TASK
Find the string "vessel" and gather every line that holds it.
====== RECORD EXTRACTS
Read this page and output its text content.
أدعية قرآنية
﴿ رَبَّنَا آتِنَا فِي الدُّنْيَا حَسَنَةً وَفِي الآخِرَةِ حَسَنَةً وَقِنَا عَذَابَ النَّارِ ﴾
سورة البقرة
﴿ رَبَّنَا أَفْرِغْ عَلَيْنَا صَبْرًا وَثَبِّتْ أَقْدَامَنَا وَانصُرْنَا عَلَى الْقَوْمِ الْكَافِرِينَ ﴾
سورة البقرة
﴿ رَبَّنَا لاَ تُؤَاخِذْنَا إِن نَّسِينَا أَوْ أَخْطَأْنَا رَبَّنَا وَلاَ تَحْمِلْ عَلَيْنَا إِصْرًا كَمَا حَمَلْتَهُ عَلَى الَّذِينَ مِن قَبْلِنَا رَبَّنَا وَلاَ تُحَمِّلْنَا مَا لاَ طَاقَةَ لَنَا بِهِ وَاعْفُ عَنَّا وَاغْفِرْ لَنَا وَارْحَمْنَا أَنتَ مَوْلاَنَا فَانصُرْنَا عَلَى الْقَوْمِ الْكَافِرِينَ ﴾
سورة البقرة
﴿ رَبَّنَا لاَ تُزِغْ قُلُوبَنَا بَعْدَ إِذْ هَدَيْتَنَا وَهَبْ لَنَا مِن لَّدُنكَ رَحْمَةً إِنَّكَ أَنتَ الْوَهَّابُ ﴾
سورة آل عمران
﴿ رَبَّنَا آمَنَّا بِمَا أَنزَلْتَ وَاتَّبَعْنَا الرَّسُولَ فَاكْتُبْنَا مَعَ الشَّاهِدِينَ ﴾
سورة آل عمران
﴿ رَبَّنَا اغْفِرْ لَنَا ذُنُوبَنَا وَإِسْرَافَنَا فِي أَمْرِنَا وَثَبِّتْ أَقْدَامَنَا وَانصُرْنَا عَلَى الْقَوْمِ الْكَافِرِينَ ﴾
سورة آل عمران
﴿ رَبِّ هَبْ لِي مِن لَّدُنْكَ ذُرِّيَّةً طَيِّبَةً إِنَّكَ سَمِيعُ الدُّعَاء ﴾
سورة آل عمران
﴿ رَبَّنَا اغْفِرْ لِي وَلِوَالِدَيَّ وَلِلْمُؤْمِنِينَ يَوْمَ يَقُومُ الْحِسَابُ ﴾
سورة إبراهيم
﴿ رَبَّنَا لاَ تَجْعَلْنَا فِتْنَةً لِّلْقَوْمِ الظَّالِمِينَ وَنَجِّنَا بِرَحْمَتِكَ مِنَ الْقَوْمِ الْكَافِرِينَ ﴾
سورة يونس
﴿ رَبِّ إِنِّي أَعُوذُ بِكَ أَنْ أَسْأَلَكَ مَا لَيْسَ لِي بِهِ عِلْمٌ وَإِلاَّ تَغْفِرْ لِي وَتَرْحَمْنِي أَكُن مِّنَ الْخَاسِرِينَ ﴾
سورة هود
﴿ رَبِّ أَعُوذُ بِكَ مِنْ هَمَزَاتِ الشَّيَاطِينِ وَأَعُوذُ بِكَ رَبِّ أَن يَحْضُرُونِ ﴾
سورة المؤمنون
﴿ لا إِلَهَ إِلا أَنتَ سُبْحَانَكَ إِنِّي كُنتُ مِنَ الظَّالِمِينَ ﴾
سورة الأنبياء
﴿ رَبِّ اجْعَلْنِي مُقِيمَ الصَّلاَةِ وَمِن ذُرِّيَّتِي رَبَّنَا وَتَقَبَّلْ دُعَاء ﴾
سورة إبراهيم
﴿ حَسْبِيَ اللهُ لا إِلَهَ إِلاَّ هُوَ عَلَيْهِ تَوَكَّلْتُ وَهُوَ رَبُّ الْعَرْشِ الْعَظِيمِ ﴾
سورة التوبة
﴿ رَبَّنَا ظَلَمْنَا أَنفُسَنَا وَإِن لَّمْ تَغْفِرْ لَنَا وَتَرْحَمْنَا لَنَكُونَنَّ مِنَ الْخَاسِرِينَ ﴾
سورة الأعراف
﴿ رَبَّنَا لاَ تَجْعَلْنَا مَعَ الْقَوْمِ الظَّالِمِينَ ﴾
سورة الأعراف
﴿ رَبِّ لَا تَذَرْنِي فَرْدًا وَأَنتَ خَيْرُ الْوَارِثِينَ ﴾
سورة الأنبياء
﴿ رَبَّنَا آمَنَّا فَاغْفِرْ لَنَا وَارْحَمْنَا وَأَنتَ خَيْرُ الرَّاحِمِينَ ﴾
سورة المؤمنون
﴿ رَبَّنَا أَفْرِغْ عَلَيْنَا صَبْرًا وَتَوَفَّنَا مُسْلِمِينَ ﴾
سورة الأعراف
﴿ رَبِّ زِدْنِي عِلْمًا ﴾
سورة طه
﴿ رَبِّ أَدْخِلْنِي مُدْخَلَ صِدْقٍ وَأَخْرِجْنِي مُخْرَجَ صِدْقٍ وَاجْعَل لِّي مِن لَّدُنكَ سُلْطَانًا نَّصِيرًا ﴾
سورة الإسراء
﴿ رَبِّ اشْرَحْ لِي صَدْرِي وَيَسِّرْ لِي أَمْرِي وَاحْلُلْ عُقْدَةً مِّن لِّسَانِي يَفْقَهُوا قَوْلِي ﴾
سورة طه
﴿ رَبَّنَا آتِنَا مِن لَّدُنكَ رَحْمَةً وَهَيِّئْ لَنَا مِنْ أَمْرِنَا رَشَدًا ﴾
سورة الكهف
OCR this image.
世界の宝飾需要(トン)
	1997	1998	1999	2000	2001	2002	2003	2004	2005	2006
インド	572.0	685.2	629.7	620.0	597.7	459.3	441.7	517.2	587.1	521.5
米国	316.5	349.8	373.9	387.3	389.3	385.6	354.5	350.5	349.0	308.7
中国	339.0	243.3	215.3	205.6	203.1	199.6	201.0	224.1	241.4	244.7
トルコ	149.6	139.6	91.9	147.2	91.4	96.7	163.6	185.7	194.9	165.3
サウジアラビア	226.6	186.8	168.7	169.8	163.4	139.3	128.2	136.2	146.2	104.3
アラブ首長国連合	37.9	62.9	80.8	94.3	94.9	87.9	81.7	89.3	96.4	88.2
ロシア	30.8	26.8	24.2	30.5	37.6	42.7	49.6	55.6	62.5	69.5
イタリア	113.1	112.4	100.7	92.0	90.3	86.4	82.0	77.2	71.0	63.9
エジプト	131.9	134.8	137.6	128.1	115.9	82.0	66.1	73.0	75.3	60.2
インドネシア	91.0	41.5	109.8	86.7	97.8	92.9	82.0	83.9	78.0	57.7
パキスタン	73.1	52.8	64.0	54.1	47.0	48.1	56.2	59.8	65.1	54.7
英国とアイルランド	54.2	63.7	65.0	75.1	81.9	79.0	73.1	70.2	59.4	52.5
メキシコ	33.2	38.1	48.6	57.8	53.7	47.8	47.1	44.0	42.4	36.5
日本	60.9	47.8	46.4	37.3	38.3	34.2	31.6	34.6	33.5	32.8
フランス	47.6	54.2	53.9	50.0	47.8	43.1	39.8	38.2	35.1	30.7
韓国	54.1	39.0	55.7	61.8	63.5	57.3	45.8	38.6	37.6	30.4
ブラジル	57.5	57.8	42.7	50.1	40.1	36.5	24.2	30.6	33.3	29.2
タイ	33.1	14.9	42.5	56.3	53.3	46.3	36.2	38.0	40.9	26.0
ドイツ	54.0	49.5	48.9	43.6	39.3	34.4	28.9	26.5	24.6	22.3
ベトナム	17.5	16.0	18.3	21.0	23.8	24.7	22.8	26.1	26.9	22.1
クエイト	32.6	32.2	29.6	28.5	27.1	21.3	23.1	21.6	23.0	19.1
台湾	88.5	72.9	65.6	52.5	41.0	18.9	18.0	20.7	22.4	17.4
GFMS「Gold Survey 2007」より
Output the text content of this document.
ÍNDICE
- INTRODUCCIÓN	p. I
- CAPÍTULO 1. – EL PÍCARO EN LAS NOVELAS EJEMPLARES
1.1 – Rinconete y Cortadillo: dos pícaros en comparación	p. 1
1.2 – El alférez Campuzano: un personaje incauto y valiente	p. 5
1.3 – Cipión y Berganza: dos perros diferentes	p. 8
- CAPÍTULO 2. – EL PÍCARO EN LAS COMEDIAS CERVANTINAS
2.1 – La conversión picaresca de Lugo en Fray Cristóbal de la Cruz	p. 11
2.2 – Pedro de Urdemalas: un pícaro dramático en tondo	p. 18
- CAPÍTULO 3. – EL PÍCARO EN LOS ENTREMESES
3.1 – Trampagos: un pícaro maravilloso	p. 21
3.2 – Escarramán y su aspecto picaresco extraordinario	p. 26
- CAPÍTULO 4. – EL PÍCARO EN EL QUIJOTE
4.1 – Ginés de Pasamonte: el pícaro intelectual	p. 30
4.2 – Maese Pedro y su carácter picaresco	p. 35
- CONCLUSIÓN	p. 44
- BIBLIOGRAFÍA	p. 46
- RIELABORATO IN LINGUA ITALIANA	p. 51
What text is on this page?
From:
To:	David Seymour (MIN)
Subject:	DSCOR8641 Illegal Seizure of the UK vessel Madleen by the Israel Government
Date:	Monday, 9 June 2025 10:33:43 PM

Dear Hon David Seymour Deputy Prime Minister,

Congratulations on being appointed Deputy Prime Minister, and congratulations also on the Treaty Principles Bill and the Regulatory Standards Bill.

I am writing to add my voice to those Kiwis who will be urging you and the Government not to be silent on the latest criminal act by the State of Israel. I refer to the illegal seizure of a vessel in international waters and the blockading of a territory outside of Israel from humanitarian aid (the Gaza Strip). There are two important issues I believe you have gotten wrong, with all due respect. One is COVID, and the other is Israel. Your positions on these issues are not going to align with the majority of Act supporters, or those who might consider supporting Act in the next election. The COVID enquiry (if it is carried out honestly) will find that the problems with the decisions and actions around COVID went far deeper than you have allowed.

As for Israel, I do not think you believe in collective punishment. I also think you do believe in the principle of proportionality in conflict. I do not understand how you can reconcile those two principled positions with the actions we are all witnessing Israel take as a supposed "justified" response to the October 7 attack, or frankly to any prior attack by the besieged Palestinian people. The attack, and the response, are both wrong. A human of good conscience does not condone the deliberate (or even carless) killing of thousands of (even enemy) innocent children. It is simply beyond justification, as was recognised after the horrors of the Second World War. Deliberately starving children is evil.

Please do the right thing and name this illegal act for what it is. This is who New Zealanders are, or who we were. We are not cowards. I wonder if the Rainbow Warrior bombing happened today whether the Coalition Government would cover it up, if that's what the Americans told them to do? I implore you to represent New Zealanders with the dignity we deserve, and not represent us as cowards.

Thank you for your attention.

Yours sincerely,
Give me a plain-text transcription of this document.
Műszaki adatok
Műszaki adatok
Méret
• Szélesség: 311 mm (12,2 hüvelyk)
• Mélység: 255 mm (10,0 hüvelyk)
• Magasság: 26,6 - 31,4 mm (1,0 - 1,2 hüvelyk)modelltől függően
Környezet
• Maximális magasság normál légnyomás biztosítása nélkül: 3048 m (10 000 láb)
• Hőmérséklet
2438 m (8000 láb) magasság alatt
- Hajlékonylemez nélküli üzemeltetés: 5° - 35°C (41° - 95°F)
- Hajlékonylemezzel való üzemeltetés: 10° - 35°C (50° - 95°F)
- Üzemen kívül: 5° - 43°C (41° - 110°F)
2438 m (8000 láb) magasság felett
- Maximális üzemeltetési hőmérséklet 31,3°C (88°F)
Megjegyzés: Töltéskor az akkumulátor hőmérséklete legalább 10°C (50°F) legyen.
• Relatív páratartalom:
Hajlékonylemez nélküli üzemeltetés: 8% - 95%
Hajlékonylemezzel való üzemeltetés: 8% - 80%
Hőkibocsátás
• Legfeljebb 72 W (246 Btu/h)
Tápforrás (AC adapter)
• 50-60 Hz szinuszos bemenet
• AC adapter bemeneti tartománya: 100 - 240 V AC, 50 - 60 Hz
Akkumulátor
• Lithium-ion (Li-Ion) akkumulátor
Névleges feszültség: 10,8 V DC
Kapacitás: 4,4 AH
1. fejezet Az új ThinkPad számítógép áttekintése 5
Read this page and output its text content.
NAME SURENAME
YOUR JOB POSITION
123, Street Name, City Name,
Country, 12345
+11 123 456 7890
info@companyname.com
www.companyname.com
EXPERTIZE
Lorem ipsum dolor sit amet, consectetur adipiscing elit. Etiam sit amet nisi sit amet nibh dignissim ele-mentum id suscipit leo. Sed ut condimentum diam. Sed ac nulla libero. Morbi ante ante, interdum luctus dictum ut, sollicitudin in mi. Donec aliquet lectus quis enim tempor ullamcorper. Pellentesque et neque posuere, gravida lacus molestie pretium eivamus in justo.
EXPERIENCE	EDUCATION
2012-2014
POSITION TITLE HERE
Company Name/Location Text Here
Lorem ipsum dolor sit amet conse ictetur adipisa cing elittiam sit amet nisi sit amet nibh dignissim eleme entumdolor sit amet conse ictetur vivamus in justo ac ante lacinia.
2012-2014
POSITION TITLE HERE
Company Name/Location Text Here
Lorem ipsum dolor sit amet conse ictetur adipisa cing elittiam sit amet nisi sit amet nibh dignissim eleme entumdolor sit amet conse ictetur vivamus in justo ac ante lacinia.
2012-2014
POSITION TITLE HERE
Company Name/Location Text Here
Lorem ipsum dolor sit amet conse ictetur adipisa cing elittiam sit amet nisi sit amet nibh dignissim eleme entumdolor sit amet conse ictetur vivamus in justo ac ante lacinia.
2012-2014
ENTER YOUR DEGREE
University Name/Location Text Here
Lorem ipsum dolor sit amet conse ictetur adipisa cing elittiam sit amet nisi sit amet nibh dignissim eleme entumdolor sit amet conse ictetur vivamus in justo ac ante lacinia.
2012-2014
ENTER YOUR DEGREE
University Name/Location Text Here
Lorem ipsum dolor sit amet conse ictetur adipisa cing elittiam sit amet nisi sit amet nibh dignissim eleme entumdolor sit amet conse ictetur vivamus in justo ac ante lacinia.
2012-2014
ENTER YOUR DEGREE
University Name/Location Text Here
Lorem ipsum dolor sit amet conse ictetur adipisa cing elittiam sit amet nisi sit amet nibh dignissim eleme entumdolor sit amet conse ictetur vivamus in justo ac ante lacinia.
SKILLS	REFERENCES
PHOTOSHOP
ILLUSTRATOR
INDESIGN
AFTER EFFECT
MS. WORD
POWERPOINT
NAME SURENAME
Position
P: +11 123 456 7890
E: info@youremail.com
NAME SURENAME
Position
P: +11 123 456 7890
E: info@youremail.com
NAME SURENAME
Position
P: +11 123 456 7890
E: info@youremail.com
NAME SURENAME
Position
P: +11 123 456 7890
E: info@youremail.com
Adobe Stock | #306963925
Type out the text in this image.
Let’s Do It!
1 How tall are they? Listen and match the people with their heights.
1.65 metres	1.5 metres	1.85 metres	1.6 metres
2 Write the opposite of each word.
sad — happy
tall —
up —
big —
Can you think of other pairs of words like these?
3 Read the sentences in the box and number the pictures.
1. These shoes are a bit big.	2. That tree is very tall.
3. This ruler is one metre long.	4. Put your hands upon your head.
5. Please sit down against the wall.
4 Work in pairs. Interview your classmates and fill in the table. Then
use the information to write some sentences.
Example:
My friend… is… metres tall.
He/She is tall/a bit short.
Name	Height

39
============
EXPECTED OUTPUT
Subject:	DSCOR8641 Illegal Seizure of the UK vessel Madleen by the Israel Government
I am writing to add my voice to those Kiwis who will be urging you and the Government not to be silent on the latest criminal act by the State of Israel. I refer to the illegal seizure of a vessel in international waters and the blockading of a territory outside of Israel from humanitarian aid (the Gaza Strip). There are two important issues I believe you have gotten wrong, with all due respect. One is COVID, and the other is Israel. Your positions on these issues are not going to align with the majority of Act supporters, or those who might consider supporting Act in the next election. The COVID enquiry (if it is carried out honestly) will find that the problems with the decisions and actions around COVID went far deeper than you have allowed.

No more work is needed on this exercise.